> **Dataset**

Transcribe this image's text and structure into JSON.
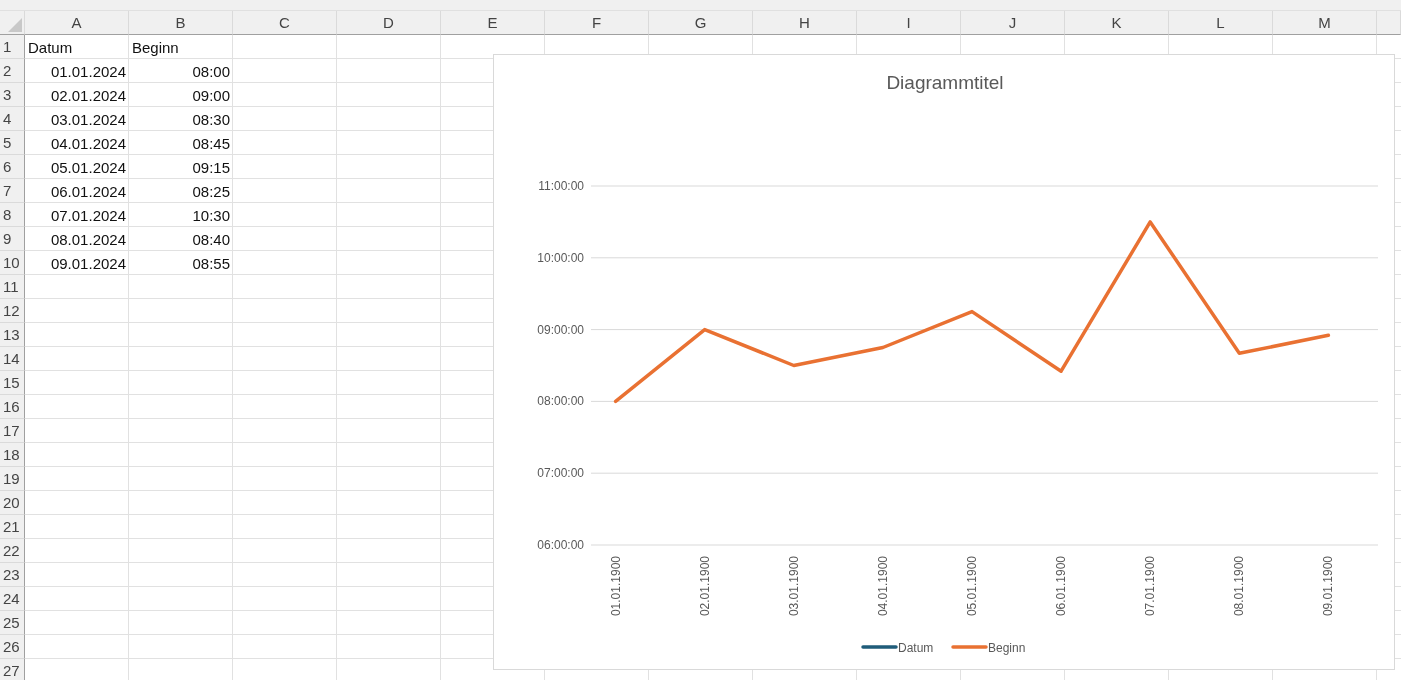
{
  "sheet": {
    "columns": [
      "A",
      "B",
      "C",
      "D",
      "E",
      "F",
      "G",
      "H",
      "I",
      "J",
      "K",
      "L",
      "M"
    ],
    "rows": [
      {
        "number": "1",
        "cells": [
          {
            "text": "Datum",
            "kind": "text"
          },
          {
            "text": "Beginn",
            "kind": "text"
          }
        ]
      },
      {
        "number": "2",
        "cells": [
          {
            "text": "01.01.2024",
            "kind": "number"
          },
          {
            "text": "08:00",
            "kind": "number"
          }
        ]
      },
      {
        "number": "3",
        "cells": [
          {
            "text": "02.01.2024",
            "kind": "number"
          },
          {
            "text": "09:00",
            "kind": "number"
          }
        ]
      },
      {
        "number": "4",
        "cells": [
          {
            "text": "03.01.2024",
            "kind": "number"
          },
          {
            "text": "08:30",
            "kind": "number"
          }
        ]
      },
      {
        "number": "5",
        "cells": [
          {
            "text": "04.01.2024",
            "kind": "number"
          },
          {
            "text": "08:45",
            "kind": "number"
          }
        ]
      },
      {
        "number": "6",
        "cells": [
          {
            "text": "05.01.2024",
            "kind": "number"
          },
          {
            "text": "09:15",
            "kind": "number"
          }
        ]
      },
      {
        "number": "7",
        "cells": [
          {
            "text": "06.01.2024",
            "kind": "number"
          },
          {
            "text": "08:25",
            "kind": "number"
          }
        ]
      },
      {
        "number": "8",
        "cells": [
          {
            "text": "07.01.2024",
            "kind": "number"
          },
          {
            "text": "10:30",
            "kind": "number"
          }
        ]
      },
      {
        "number": "9",
        "cells": [
          {
            "text": "08.01.2024",
            "kind": "number"
          },
          {
            "text": "08:40",
            "kind": "number"
          }
        ]
      },
      {
        "number": "10",
        "cells": [
          {
            "text": "09.01.2024",
            "kind": "number"
          },
          {
            "text": "08:55",
            "kind": "number"
          }
        ]
      },
      {
        "number": "11",
        "cells": []
      },
      {
        "number": "12",
        "cells": []
      },
      {
        "number": "13",
        "cells": []
      },
      {
        "number": "14",
        "cells": []
      },
      {
        "number": "15",
        "cells": []
      },
      {
        "number": "16",
        "cells": []
      },
      {
        "number": "17",
        "cells": []
      },
      {
        "number": "18",
        "cells": []
      },
      {
        "number": "19",
        "cells": []
      },
      {
        "number": "20",
        "cells": []
      },
      {
        "number": "21",
        "cells": []
      },
      {
        "number": "22",
        "cells": []
      },
      {
        "number": "23",
        "cells": []
      },
      {
        "number": "24",
        "cells": []
      },
      {
        "number": "25",
        "cells": []
      },
      {
        "number": "26",
        "cells": []
      },
      {
        "number": "27",
        "cells": []
      }
    ]
  },
  "chart": {
    "chart_data": {
      "type": "line",
      "title": "Diagrammtitel",
      "categories": [
        "01.01.1900",
        "02.01.1900",
        "03.01.1900",
        "04.01.1900",
        "05.01.1900",
        "06.01.1900",
        "07.01.1900",
        "08.01.1900",
        "09.01.1900"
      ],
      "grid": true,
      "series": [
        {
          "name": "Datum",
          "color": "#1f5c7a",
          "values": [
            null,
            null,
            null,
            null,
            null,
            null,
            null,
            null,
            null
          ]
        },
        {
          "name": "Beginn",
          "color": "#e97132",
          "values": [
            8,
            9,
            8.5,
            8.75,
            9.25,
            8.42,
            10.5,
            8.67,
            8.92
          ]
        }
      ],
      "ylim": [
        6,
        11
      ],
      "yticks": [
        {
          "value": 6,
          "label": "06:00:00"
        },
        {
          "value": 7,
          "label": "07:00:00"
        },
        {
          "value": 8,
          "label": "08:00:00"
        },
        {
          "value": 9,
          "label": "09:00:00"
        },
        {
          "value": 10,
          "label": "10:00:00"
        },
        {
          "value": 11,
          "label": "11:00:00"
        }
      ]
    }
  }
}
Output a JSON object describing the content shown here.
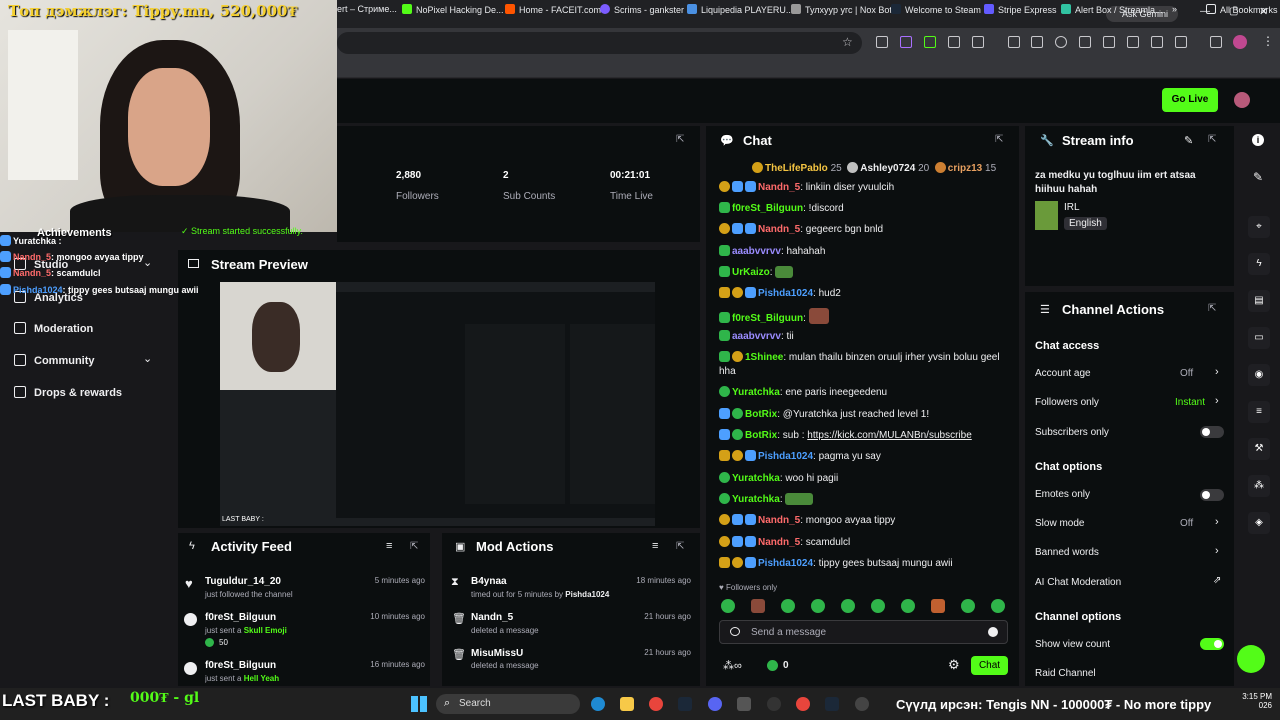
{
  "overlay": {
    "top_banner": "Топ дэмжлэг: Tippy.mn, 520,000₮",
    "achievements": "Achievements",
    "stream_started": "Stream started successfully.",
    "chat_lines": [
      {
        "user": "Yuratchka",
        "text": ":"
      },
      {
        "user": "Nandn_5",
        "text": ": mongoo avyaa tippy"
      },
      {
        "user": "Nandn_5",
        "text": ": scamdulcl"
      },
      {
        "user": "Pishda1024",
        "text": ": tippy gees butsaaj mungu awii"
      }
    ],
    "bottom_left": "LAST BABY :",
    "bottom_amount": "000₮ - gl",
    "ticker": "Сүүлд ирсэн: Tengis NN - 100000₮ - No more tippy"
  },
  "browser": {
    "ask_gemini": "Ask Gemini",
    "bookmarks": [
      "ert – Стриме...",
      "NoPixel Hacking De...",
      "Home - FACEIT.com",
      "Scrims - gankster",
      "Liquipedia PLAYERU...",
      "Тулхуур угс | Nox Bot",
      "Welcome to Steam",
      "Stripe Express",
      "Alert Box / Streamla...",
      "All Bookmarks"
    ]
  },
  "header": {
    "go_live": "Go Live"
  },
  "sidebar": {
    "items": [
      {
        "label": "Studio"
      },
      {
        "label": "Analytics"
      },
      {
        "label": "Moderation"
      },
      {
        "label": "Community"
      },
      {
        "label": "Drops & rewards"
      }
    ]
  },
  "stats": [
    {
      "value": "2,880",
      "label": "Followers"
    },
    {
      "value": "2",
      "label": "Sub Counts"
    },
    {
      "value": "00:21:01",
      "label": "Time Live"
    }
  ],
  "stream_preview": {
    "title": "Stream Preview",
    "caption": "LAST BABY :"
  },
  "chat": {
    "title": "Chat",
    "leaderboard": [
      {
        "name": "TheLifePablo",
        "count": "25"
      },
      {
        "name": "Ashley0724",
        "count": "20"
      },
      {
        "name": "cripz13",
        "count": "15"
      }
    ],
    "messages": [
      {
        "user": "Nandn_5",
        "color": "#ff6b6b",
        "text": ": linkiin diser yvuulcih"
      },
      {
        "user": "f0reSt_Bilguun",
        "color": "#53fc18",
        "text": ": !discord"
      },
      {
        "user": "Nandn_5",
        "color": "#ff6b6b",
        "text": ": gegeerc bgn bnld"
      },
      {
        "user": "aaabvvrvv",
        "color": "#9b8cff",
        "text": ": hahahah"
      },
      {
        "user": "UrKaizo",
        "color": "#53fc18",
        "text": ":"
      },
      {
        "user": "Pishda1024",
        "color": "#4d9fff",
        "text": ": hud2"
      },
      {
        "user": "f0reSt_Bilguun",
        "color": "#53fc18",
        "text": ":"
      },
      {
        "user": "aaabvvrvv",
        "color": "#9b8cff",
        "text": ": tii"
      },
      {
        "user": "1Shinee",
        "color": "#53fc18",
        "text": ": mulan thailu binzen oruulj irher yvsin boluu geel hha"
      },
      {
        "user": "Yuratchka",
        "color": "#53fc18",
        "text": ": ene paris ineegeedenu"
      },
      {
        "user": "BotRix",
        "color": "#53fc18",
        "text": ": @Yuratchka just reached level 1!"
      },
      {
        "user": "BotRix",
        "color": "#53fc18",
        "text": ": sub :",
        "link": "https://kick.com/MULANBn/subscribe"
      },
      {
        "user": "Pishda1024",
        "color": "#4d9fff",
        "text": ": pagma yu say"
      },
      {
        "user": "Yuratchka",
        "color": "#53fc18",
        "text": ": woo hi pagii"
      },
      {
        "user": "Yuratchka",
        "color": "#53fc18",
        "text": ":"
      },
      {
        "user": "Nandn_5",
        "color": "#ff6b6b",
        "text": ": mongoo avyaa tippy"
      },
      {
        "user": "Nandn_5",
        "color": "#ff6b6b",
        "text": ": scamdulcl"
      },
      {
        "user": "Pishda1024",
        "color": "#4d9fff",
        "text": ": tippy gees butsaaj mungu awii"
      }
    ],
    "followers_only": "Followers only",
    "placeholder": "Send a message",
    "points": "0",
    "chat_button": "Chat"
  },
  "stream_info": {
    "title": "Stream info",
    "stream_title": "za medku yu toglhuu iim ert atsaa hiihuu hahah",
    "category": "IRL",
    "language": "English"
  },
  "channel_actions": {
    "title": "Channel Actions",
    "chat_access": "Chat access",
    "account_age": "Account age",
    "account_age_val": "Off",
    "followers_only": "Followers only",
    "followers_only_val": "Instant",
    "subscribers_only": "Subscribers only",
    "chat_options": "Chat options",
    "emotes_only": "Emotes only",
    "slow_mode": "Slow mode",
    "slow_mode_val": "Off",
    "banned_words": "Banned words",
    "ai_moderation": "AI Chat Moderation",
    "channel_options": "Channel options",
    "show_view_count": "Show view count",
    "raid_channel": "Raid Channel"
  },
  "activity_feed": {
    "title": "Activity Feed",
    "items": [
      {
        "name": "Tuguldur_14_20",
        "sub": "just followed the channel",
        "time": "5 minutes ago"
      },
      {
        "name": "f0reSt_Bilguun",
        "sub": "just sent a",
        "highlight": "Skull Emoji",
        "points": "50",
        "time": "10 minutes ago"
      },
      {
        "name": "f0reSt_Bilguun",
        "sub": "just sent a",
        "highlight": "Hell Yeah",
        "time": "16 minutes ago"
      }
    ]
  },
  "mod_actions": {
    "title": "Mod Actions",
    "items": [
      {
        "name": "B4ynaa",
        "sub": "timed out for 5 minutes by",
        "by": "Pishda1024",
        "time": "18 minutes ago"
      },
      {
        "name": "Nandn_5",
        "sub": "deleted a message",
        "time": "21 hours ago"
      },
      {
        "name": "MisuMissU",
        "sub": "deleted a message",
        "time": "21 hours ago"
      }
    ]
  },
  "taskbar": {
    "search": "Search",
    "time": "3:15 PM",
    "date": "026"
  },
  "colors": {
    "accent": "#53fc18",
    "panel": "#0b0e0f",
    "bg": "#18181b"
  }
}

> **The problem**
What is the number of lines in the listing that contain the string "highlight"? Reply with that number alone.

> **Written answer**
2